## Excerpted records
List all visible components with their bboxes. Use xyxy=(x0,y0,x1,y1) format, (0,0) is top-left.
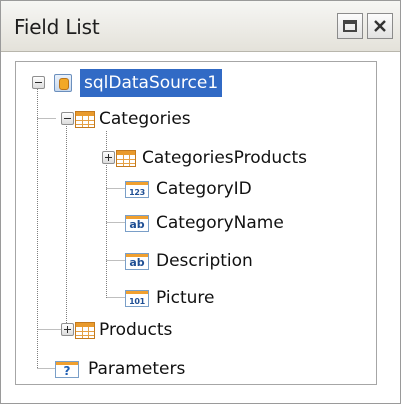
table-icon xyxy=(114,147,138,169)
close-icon xyxy=(374,20,386,32)
restore-window-icon xyxy=(343,20,357,32)
tree-node-label: Parameters xyxy=(88,359,186,379)
tree-node-label: CategoriesProducts xyxy=(142,148,308,168)
text-field-icon: ab xyxy=(124,250,149,272)
field-list-panel: Field List sqlDataSource1 Categories Cat… xyxy=(0,0,401,404)
parameters-icon: ? xyxy=(54,358,79,380)
tree-node-label: sqlDataSource1 xyxy=(80,69,223,97)
tree-node-label: Categories xyxy=(99,109,191,129)
tree-node-label: Description xyxy=(156,251,253,271)
panel-title: Field List xyxy=(14,15,100,39)
tree-node-field[interactable]: 101 Picture xyxy=(124,283,324,313)
tree-node-field[interactable]: ab CategoryName xyxy=(124,208,344,238)
panel-titlebar: Field List xyxy=(1,1,400,52)
binary-field-icon: 101 xyxy=(124,287,149,309)
table-icon xyxy=(73,108,97,130)
number-field-icon: 123 xyxy=(124,178,149,200)
tree-node-label: Picture xyxy=(156,288,215,308)
tree-node-field[interactable]: 123 CategoryID xyxy=(124,174,324,204)
restore-window-button[interactable] xyxy=(337,13,363,39)
tree-node-datasource[interactable]: sqlDataSource1 xyxy=(24,69,264,99)
tree-node-label: Products xyxy=(99,320,173,340)
tree-node-label: CategoryName xyxy=(156,213,284,233)
text-field-icon: ab xyxy=(124,212,149,234)
close-button[interactable] xyxy=(367,13,393,39)
field-tree[interactable]: sqlDataSource1 Categories CategoriesProd… xyxy=(15,61,377,385)
tree-node-products[interactable]: Products xyxy=(53,315,253,345)
tree-node-parameters[interactable]: ? Parameters xyxy=(54,354,254,384)
datasource-icon xyxy=(52,72,76,94)
tree-node-label: CategoryID xyxy=(156,179,252,199)
tree-node-categoriesproducts[interactable]: CategoriesProducts xyxy=(94,143,364,173)
collapse-icon[interactable] xyxy=(32,76,45,89)
tree-node-field[interactable]: ab Description xyxy=(124,246,324,276)
tree-node-categories[interactable]: Categories xyxy=(53,104,253,134)
table-icon xyxy=(73,319,97,341)
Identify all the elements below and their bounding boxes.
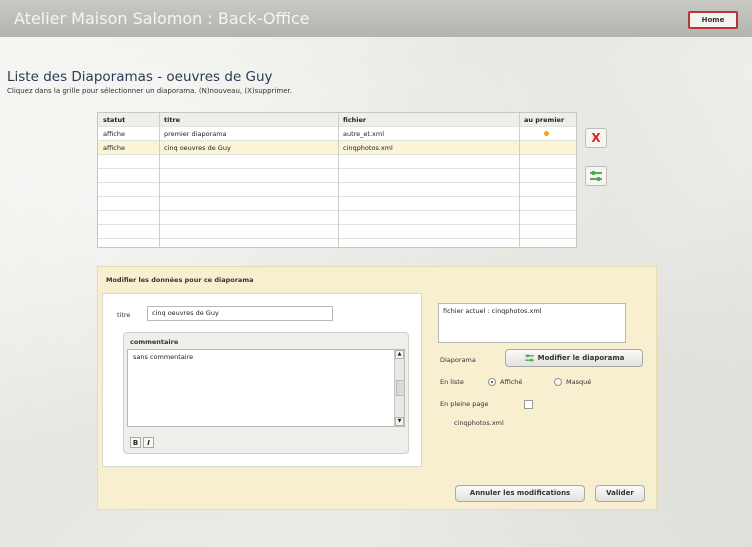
comment-text: sans commentaire <box>133 353 194 361</box>
titre-input[interactable]: cinq oeuvres de Guy <box>147 306 333 321</box>
validate-button[interactable]: Valider <box>595 485 645 502</box>
column-header-statut[interactable]: statut <box>103 116 125 124</box>
scroll-up-icon[interactable]: ▲ <box>395 350 404 359</box>
en-liste-label: En liste <box>440 378 464 386</box>
grid-header: statut titre fichier au premier <box>98 113 576 127</box>
bold-button[interactable]: B <box>130 437 141 448</box>
table-row[interactable]: affiche premier diaporama autre_et.xml <box>98 127 576 141</box>
sliders-icon <box>590 171 602 181</box>
scroll-down-icon[interactable]: ▼ <box>395 417 404 426</box>
column-header-fichier[interactable]: fichier <box>343 116 366 124</box>
titre-label: titre <box>117 311 131 319</box>
delete-button[interactable]: X <box>585 128 607 148</box>
edit-left-section: titre cinq oeuvres de Guy commentaire sa… <box>102 293 422 467</box>
column-divider <box>159 113 160 247</box>
cell-fichier: autre_et.xml <box>343 130 385 138</box>
comment-box: commentaire sans commentaire ▲ ▼ B I <box>123 332 409 454</box>
masque-label: Masqué <box>566 378 592 386</box>
table-row-empty[interactable] <box>98 211 576 225</box>
instructions-text: Cliquez dans la grille pour sélectionner… <box>7 87 292 95</box>
table-row-empty[interactable] <box>98 183 576 197</box>
textarea-scrollbar[interactable]: ▲ ▼ <box>394 350 405 426</box>
edit-panel: Modifier les données pour ce diaporama t… <box>97 266 657 510</box>
table-row-empty[interactable] <box>98 155 576 169</box>
cell-titre: cinq oeuvres de Guy <box>164 144 231 152</box>
table-row-empty[interactable] <box>98 197 576 211</box>
cell-fichier: cinqphotos.xml <box>343 144 393 152</box>
config-button[interactable] <box>585 166 607 186</box>
column-divider <box>338 113 339 247</box>
column-divider <box>519 113 520 247</box>
pleine-page-checkbox[interactable] <box>524 400 533 409</box>
table-row-empty[interactable] <box>98 225 576 239</box>
sliders-icon <box>524 354 534 362</box>
current-file-box: fichier actuel : cinqphotos.xml <box>438 303 626 343</box>
modify-diaporama-label: Modifier le diaporama <box>537 354 625 362</box>
affiche-label: Affiché <box>500 378 523 386</box>
title-bar: Atelier Maison Salomon : Back-Office Hom… <box>0 0 752 37</box>
home-button[interactable]: Home <box>688 11 738 29</box>
table-row-empty[interactable] <box>98 169 576 183</box>
file-name-text: cinqphotos.xml <box>454 419 504 427</box>
app-title: Atelier Maison Salomon : Back-Office <box>14 9 310 28</box>
cancel-button[interactable]: Annuler les modifications <box>455 485 585 502</box>
italic-button[interactable]: I <box>143 437 154 448</box>
comment-textarea[interactable]: sans commentaire ▲ ▼ <box>127 349 405 427</box>
pleine-page-label: En pleine page <box>440 400 489 408</box>
cell-titre: premier diaporama <box>164 130 227 138</box>
comment-title: commentaire <box>130 338 179 346</box>
table-row-selected[interactable]: affiche cinq oeuvres de Guy cinqphotos.x… <box>98 141 576 155</box>
column-header-au-premier[interactable]: au premier <box>524 116 564 124</box>
masque-radio[interactable] <box>554 378 562 386</box>
column-header-titre[interactable]: titre <box>164 116 180 124</box>
diaporama-grid[interactable]: statut titre fichier au premier affiche … <box>97 112 577 248</box>
diaporama-label: Diaporama <box>440 356 476 364</box>
first-indicator-dot-icon <box>544 131 549 136</box>
modify-diaporama-button[interactable]: Modifier le diaporama <box>505 349 643 367</box>
scroll-thumb[interactable] <box>396 380 405 396</box>
affiche-radio[interactable] <box>488 378 496 386</box>
page-title: Liste des Diaporamas - oeuvres de Guy <box>7 69 273 85</box>
cell-statut: affiche <box>103 130 125 138</box>
cell-statut: affiche <box>103 144 125 152</box>
panel-title: Modifier les données pour ce diaporama <box>106 276 254 284</box>
close-icon: X <box>591 131 601 145</box>
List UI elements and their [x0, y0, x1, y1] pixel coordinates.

## Task goal
Reproduce every line of all the items above character for character, leaving out the pictures.

## Full output
List all visible components with their bboxes. Use xyxy=(x0,y0,x1,y1) format, (0,0) is top-left.
table-icon xyxy=(114,147,138,169)
close-icon xyxy=(374,20,386,32)
restore-window-icon xyxy=(343,20,357,32)
tree-node-label: Parameters xyxy=(88,359,186,379)
tree-node-label: CategoriesProducts xyxy=(142,148,308,168)
text-field-icon: ab xyxy=(124,250,149,272)
field-list-panel: Field List sqlDataSource1 Categories Cat… xyxy=(0,0,401,404)
parameters-icon: ? xyxy=(54,358,79,380)
tree-node-label: sqlDataSource1 xyxy=(80,69,223,97)
tree-node-label: Categories xyxy=(99,109,191,129)
tree-node-label: Description xyxy=(156,251,253,271)
panel-title: Field List xyxy=(14,15,100,39)
tree-node-field[interactable]: 101 Picture xyxy=(124,283,324,313)
tree-node-field[interactable]: ab CategoryName xyxy=(124,208,344,238)
panel-titlebar: Field List xyxy=(1,1,400,52)
binary-field-icon: 101 xyxy=(124,287,149,309)
table-icon xyxy=(73,108,97,130)
number-field-icon: 123 xyxy=(124,178,149,200)
tree-node-label: Picture xyxy=(156,288,215,308)
tree-node-field[interactable]: 123 CategoryID xyxy=(124,174,324,204)
restore-window-button[interactable] xyxy=(337,13,363,39)
tree-node-datasource[interactable]: sqlDataSource1 xyxy=(24,69,264,99)
tree-node-label: Products xyxy=(99,320,173,340)
tree-node-label: CategoryName xyxy=(156,213,284,233)
text-field-icon: ab xyxy=(124,212,149,234)
close-button[interactable] xyxy=(367,13,393,39)
field-tree[interactable]: sqlDataSource1 Categories CategoriesProd… xyxy=(15,61,377,385)
tree-node-products[interactable]: Products xyxy=(53,315,253,345)
tree-node-parameters[interactable]: ? Parameters xyxy=(54,354,254,384)
datasource-icon xyxy=(52,72,76,94)
tree-node-label: CategoryID xyxy=(156,179,252,199)
tree-node-categoriesproducts[interactable]: CategoriesProducts xyxy=(94,143,364,173)
collapse-icon[interactable] xyxy=(32,76,45,89)
tree-node-field[interactable]: ab Description xyxy=(124,246,324,276)
tree-node-categories[interactable]: Categories xyxy=(53,104,253,134)
table-icon xyxy=(73,319,97,341)
Identify all the elements below and their bounding boxes.
comment-text: sans commentaire <box>133 353 194 361</box>
titre-input[interactable]: cinq oeuvres de Guy <box>147 306 333 321</box>
validate-button[interactable]: Valider <box>595 485 645 502</box>
column-header-statut[interactable]: statut <box>103 116 125 124</box>
scroll-up-icon[interactable]: ▲ <box>395 350 404 359</box>
en-liste-label: En liste <box>440 378 464 386</box>
grid-header: statut titre fichier au premier <box>98 113 576 127</box>
bold-button[interactable]: B <box>130 437 141 448</box>
table-row[interactable]: affiche premier diaporama autre_et.xml <box>98 127 576 141</box>
sliders-icon <box>590 171 602 181</box>
scroll-down-icon[interactable]: ▼ <box>395 417 404 426</box>
column-header-fichier[interactable]: fichier <box>343 116 366 124</box>
titre-label: titre <box>117 311 131 319</box>
delete-button[interactable]: X <box>585 128 607 148</box>
edit-left-section: titre cinq oeuvres de Guy commentaire sa… <box>102 293 422 467</box>
column-divider <box>159 113 160 247</box>
cell-fichier: autre_et.xml <box>343 130 385 138</box>
comment-box: commentaire sans commentaire ▲ ▼ B I <box>123 332 409 454</box>
masque-label: Masqué <box>566 378 592 386</box>
table-row-empty[interactable] <box>98 211 576 225</box>
instructions-text: Cliquez dans la grille pour sélectionner… <box>7 87 292 95</box>
table-row-empty[interactable] <box>98 183 576 197</box>
textarea-scrollbar[interactable]: ▲ ▼ <box>394 350 405 426</box>
edit-panel: Modifier les données pour ce diaporama t… <box>97 266 657 510</box>
table-row-empty[interactable] <box>98 155 576 169</box>
cell-titre: cinq oeuvres de Guy <box>164 144 231 152</box>
table-row-empty[interactable] <box>98 197 576 211</box>
cell-fichier: cinqphotos.xml <box>343 144 393 152</box>
config-button[interactable] <box>585 166 607 186</box>
column-divider <box>338 113 339 247</box>
column-divider <box>519 113 520 247</box>
pleine-page-checkbox[interactable] <box>524 400 533 409</box>
table-row-empty[interactable] <box>98 225 576 239</box>
sliders-icon <box>524 354 534 362</box>
current-file-box: fichier actuel : cinqphotos.xml <box>438 303 626 343</box>
modify-diaporama-label: Modifier le diaporama <box>537 354 625 362</box>
affiche-label: Affiché <box>500 378 523 386</box>
title-bar: Atelier Maison Salomon : Back-Office Hom… <box>0 0 752 37</box>
home-button[interactable]: Home <box>688 11 738 29</box>
table-row-empty[interactable] <box>98 169 576 183</box>
file-name-text: cinqphotos.xml <box>454 419 504 427</box>
app-title: Atelier Maison Salomon : Back-Office <box>14 9 310 28</box>
cancel-button[interactable]: Annuler les modifications <box>455 485 585 502</box>
italic-button[interactable]: I <box>143 437 154 448</box>
comment-textarea[interactable]: sans commentaire ▲ ▼ <box>127 349 405 427</box>
pleine-page-label: En pleine page <box>440 400 489 408</box>
cell-titre: premier diaporama <box>164 130 227 138</box>
comment-title: commentaire <box>130 338 179 346</box>
table-row-selected[interactable]: affiche cinq oeuvres de Guy cinqphotos.x… <box>98 141 576 155</box>
column-header-au-premier[interactable]: au premier <box>524 116 564 124</box>
masque-radio[interactable] <box>554 378 562 386</box>
column-header-titre[interactable]: titre <box>164 116 180 124</box>
diaporama-grid[interactable]: statut titre fichier au premier affiche … <box>97 112 577 248</box>
diaporama-label: Diaporama <box>440 356 476 364</box>
first-indicator-dot-icon <box>544 131 549 136</box>
modify-diaporama-button[interactable]: Modifier le diaporama <box>505 349 643 367</box>
scroll-thumb[interactable] <box>396 380 405 396</box>
affiche-radio[interactable] <box>488 378 496 386</box>
page-title: Liste des Diaporamas - oeuvres de Guy <box>7 69 273 85</box>
cell-statut: affiche <box>103 130 125 138</box>
cell-statut: affiche <box>103 144 125 152</box>
panel-title: Modifier les données pour ce diaporama <box>106 276 254 284</box>
close-icon: X <box>591 131 601 145</box>
List UI elements and their [x0, y0, x1, y1] pixel coordinates.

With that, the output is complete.